> **Given request**
Would you return the complete listing below word for word?

> **Information given**
* * *

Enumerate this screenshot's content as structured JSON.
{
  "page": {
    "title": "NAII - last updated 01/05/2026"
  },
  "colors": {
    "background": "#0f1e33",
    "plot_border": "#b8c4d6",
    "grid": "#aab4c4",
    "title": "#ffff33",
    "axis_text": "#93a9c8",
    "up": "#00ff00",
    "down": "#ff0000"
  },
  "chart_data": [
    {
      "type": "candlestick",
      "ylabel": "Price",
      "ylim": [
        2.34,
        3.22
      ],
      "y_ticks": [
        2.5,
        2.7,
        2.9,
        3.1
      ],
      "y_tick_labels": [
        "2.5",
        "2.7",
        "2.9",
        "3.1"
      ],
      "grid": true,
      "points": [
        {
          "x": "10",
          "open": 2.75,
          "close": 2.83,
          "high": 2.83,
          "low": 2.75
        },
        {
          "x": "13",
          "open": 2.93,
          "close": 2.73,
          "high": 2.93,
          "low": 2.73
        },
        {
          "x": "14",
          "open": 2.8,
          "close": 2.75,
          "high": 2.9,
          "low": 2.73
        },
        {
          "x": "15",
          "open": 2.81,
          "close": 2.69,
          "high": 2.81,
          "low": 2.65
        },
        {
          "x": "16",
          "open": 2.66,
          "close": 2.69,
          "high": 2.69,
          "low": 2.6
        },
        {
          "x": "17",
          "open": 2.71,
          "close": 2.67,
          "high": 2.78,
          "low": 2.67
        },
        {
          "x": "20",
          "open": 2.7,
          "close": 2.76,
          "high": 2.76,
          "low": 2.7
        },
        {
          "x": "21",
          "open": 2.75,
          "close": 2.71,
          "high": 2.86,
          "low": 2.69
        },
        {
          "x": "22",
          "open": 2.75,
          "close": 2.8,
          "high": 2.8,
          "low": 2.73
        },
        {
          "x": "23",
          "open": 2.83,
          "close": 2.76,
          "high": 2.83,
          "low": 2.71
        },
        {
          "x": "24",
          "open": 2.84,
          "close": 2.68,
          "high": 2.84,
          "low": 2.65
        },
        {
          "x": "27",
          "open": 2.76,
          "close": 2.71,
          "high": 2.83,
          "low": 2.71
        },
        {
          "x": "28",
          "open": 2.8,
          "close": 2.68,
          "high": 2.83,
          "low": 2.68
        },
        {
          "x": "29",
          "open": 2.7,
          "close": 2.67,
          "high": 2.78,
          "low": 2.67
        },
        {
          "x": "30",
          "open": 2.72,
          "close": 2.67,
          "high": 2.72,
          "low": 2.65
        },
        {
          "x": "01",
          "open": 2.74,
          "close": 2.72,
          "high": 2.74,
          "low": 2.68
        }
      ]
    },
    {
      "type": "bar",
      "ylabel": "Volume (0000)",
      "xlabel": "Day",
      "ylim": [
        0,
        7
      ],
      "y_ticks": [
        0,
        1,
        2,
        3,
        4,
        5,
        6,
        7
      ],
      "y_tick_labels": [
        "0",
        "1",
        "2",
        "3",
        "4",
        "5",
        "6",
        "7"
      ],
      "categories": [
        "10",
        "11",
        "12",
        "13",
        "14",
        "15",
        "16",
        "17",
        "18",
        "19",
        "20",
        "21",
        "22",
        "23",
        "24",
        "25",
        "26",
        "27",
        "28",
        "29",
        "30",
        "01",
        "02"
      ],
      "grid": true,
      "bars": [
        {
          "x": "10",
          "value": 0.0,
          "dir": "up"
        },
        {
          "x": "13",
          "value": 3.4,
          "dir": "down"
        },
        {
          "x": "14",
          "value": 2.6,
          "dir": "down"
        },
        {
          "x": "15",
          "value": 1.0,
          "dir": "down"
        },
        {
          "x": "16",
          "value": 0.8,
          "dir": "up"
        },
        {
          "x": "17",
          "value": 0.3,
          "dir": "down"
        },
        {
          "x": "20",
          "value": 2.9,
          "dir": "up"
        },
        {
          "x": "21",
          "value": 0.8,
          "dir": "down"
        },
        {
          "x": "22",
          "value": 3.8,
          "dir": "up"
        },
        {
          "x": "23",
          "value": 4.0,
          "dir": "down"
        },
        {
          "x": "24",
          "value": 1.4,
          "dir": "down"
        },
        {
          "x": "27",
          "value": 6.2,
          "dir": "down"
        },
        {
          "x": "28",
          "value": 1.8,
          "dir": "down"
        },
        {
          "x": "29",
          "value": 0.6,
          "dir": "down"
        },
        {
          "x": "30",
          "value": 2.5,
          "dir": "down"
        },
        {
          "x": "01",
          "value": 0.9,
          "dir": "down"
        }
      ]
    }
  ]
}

* * *

> **Response to this task**
Enumerate this screenshot's content as structured JSON.
{
  "page": {
    "title": "NAII - last updated 01/05/2026"
  },
  "colors": {
    "background": "#0f1e33",
    "plot_border": "#b8c4d6",
    "grid": "#aab4c4",
    "title": "#ffff33",
    "axis_text": "#93a9c8",
    "up": "#00ff00",
    "down": "#ff0000"
  },
  "chart_data": [
    {
      "type": "candlestick",
      "ylabel": "Price",
      "ylim": [
        2.34,
        3.22
      ],
      "y_ticks": [
        2.5,
        2.7,
        2.9,
        3.1
      ],
      "y_tick_labels": [
        "2.5",
        "2.7",
        "2.9",
        "3.1"
      ],
      "grid": true,
      "points": [
        {
          "x": "10",
          "open": 2.75,
          "close": 2.83,
          "high": 2.83,
          "low": 2.75
        },
        {
          "x": "13",
          "open": 2.93,
          "close": 2.73,
          "high": 2.93,
          "low": 2.73
        },
        {
          "x": "14",
          "open": 2.8,
          "close": 2.75,
          "high": 2.9,
          "low": 2.73
        },
        {
          "x": "15",
          "open": 2.81,
          "close": 2.69,
          "high": 2.81,
          "low": 2.65
        },
        {
          "x": "16",
          "open": 2.66,
          "close": 2.69,
          "high": 2.69,
          "low": 2.6
        },
        {
          "x": "17",
          "open": 2.71,
          "close": 2.67,
          "high": 2.78,
          "low": 2.67
        },
        {
          "x": "20",
          "open": 2.7,
          "close": 2.76,
          "high": 2.76,
          "low": 2.7
        },
        {
          "x": "21",
          "open": 2.75,
          "close": 2.71,
          "high": 2.86,
          "low": 2.69
        },
        {
          "x": "22",
          "open": 2.75,
          "close": 2.8,
          "high": 2.8,
          "low": 2.73
        },
        {
          "x": "23",
          "open": 2.83,
          "close": 2.76,
          "high": 2.83,
          "low": 2.71
        },
        {
          "x": "24",
          "open": 2.84,
          "close": 2.68,
          "high": 2.84,
          "low": 2.65
        },
        {
          "x": "27",
          "open": 2.76,
          "close": 2.71,
          "high": 2.83,
          "low": 2.71
        },
        {
          "x": "28",
          "open": 2.8,
          "close": 2.68,
          "high": 2.83,
          "low": 2.68
        },
        {
          "x": "29",
          "open": 2.7,
          "close": 2.67,
          "high": 2.78,
          "low": 2.67
        },
        {
          "x": "30",
          "open": 2.72,
          "close": 2.67,
          "high": 2.72,
          "low": 2.65
        },
        {
          "x": "01",
          "open": 2.74,
          "close": 2.72,
          "high": 2.74,
          "low": 2.68
        }
      ]
    },
    {
      "type": "bar",
      "ylabel": "Volume (0000)",
      "xlabel": "Day",
      "ylim": [
        0,
        7
      ],
      "y_ticks": [
        0,
        1,
        2,
        3,
        4,
        5,
        6,
        7
      ],
      "y_tick_labels": [
        "0",
        "1",
        "2",
        "3",
        "4",
        "5",
        "6",
        "7"
      ],
      "categories": [
        "10",
        "11",
        "12",
        "13",
        "14",
        "15",
        "16",
        "17",
        "18",
        "19",
        "20",
        "21",
        "22",
        "23",
        "24",
        "25",
        "26",
        "27",
        "28",
        "29",
        "30",
        "01",
        "02"
      ],
      "grid": true,
      "bars": [
        {
          "x": "10",
          "value": 0.0,
          "dir": "up"
        },
        {
          "x": "13",
          "value": 3.4,
          "dir": "down"
        },
        {
          "x": "14",
          "value": 2.6,
          "dir": "down"
        },
        {
          "x": "15",
          "value": 1.0,
          "dir": "down"
        },
        {
          "x": "16",
          "value": 0.8,
          "dir": "up"
        },
        {
          "x": "17",
          "value": 0.3,
          "dir": "down"
        },
        {
          "x": "20",
          "value": 2.9,
          "dir": "up"
        },
        {
          "x": "21",
          "value": 0.8,
          "dir": "down"
        },
        {
          "x": "22",
          "value": 3.8,
          "dir": "up"
        },
        {
          "x": "23",
          "value": 4.0,
          "dir": "down"
        },
        {
          "x": "24",
          "value": 1.4,
          "dir": "down"
        },
        {
          "x": "27",
          "value": 6.2,
          "dir": "down"
        },
        {
          "x": "28",
          "value": 1.8,
          "dir": "down"
        },
        {
          "x": "29",
          "value": 0.6,
          "dir": "down"
        },
        {
          "x": "30",
          "value": 2.5,
          "dir": "down"
        },
        {
          "x": "01",
          "value": 0.9,
          "dir": "down"
        }
      ]
    }
  ]
}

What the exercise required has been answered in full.